→ Prompt
Wherever the word "another" turns up in a line of the entries, copy that line.

[The records start]

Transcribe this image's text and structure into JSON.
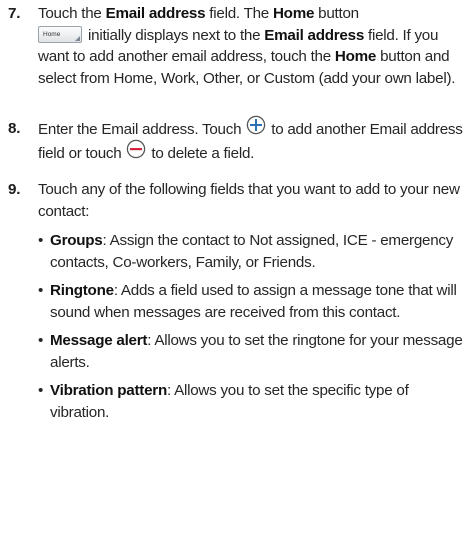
{
  "step7": {
    "number": "7.",
    "t1": "Touch the ",
    "b1": "Email address",
    "t2": " field. The ",
    "b2": "Home",
    "t3": " button",
    "button_label": "Home",
    "t4": "initially displays next to the ",
    "b3": "Email address",
    "t5": " field. If you want to add another email address, touch the ",
    "b4": "Home",
    "t6": " button and select from Home, Work, Other, or Custom (add your own label)."
  },
  "step8": {
    "number": "8.",
    "t1": "Enter the Email address. Touch ",
    "add_icon": "plus-circle-icon",
    "t2": " to add another Email address field or touch ",
    "delete_icon": "minus-circle-icon",
    "t3": " to delete a field."
  },
  "step9": {
    "number": "9.",
    "intro": "Touch any of the following fields that you want to add to your new contact:",
    "items": [
      {
        "term": "Groups",
        "desc": ": Assign the contact to Not assigned, ICE - emergency contacts, Co-workers, Family, or Friends."
      },
      {
        "term": "Ringtone",
        "desc": ": Adds a field used to assign a message tone that will sound when messages are received from this contact."
      },
      {
        "term": "Message alert",
        "desc": ": Allows you to set the ringtone for your message alerts."
      },
      {
        "term": "Vibration pattern",
        "desc": ": Allows you to set the specific type of vibration."
      }
    ]
  },
  "colors": {
    "plus": "#2f6fb3",
    "minus": "#d3223a",
    "text": "#262626"
  }
}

[The records end]

→ Response to this exercise
    "t5": " field. If you want to add another email address, touch the ",
    "t2": " to add another Email address field or touch ",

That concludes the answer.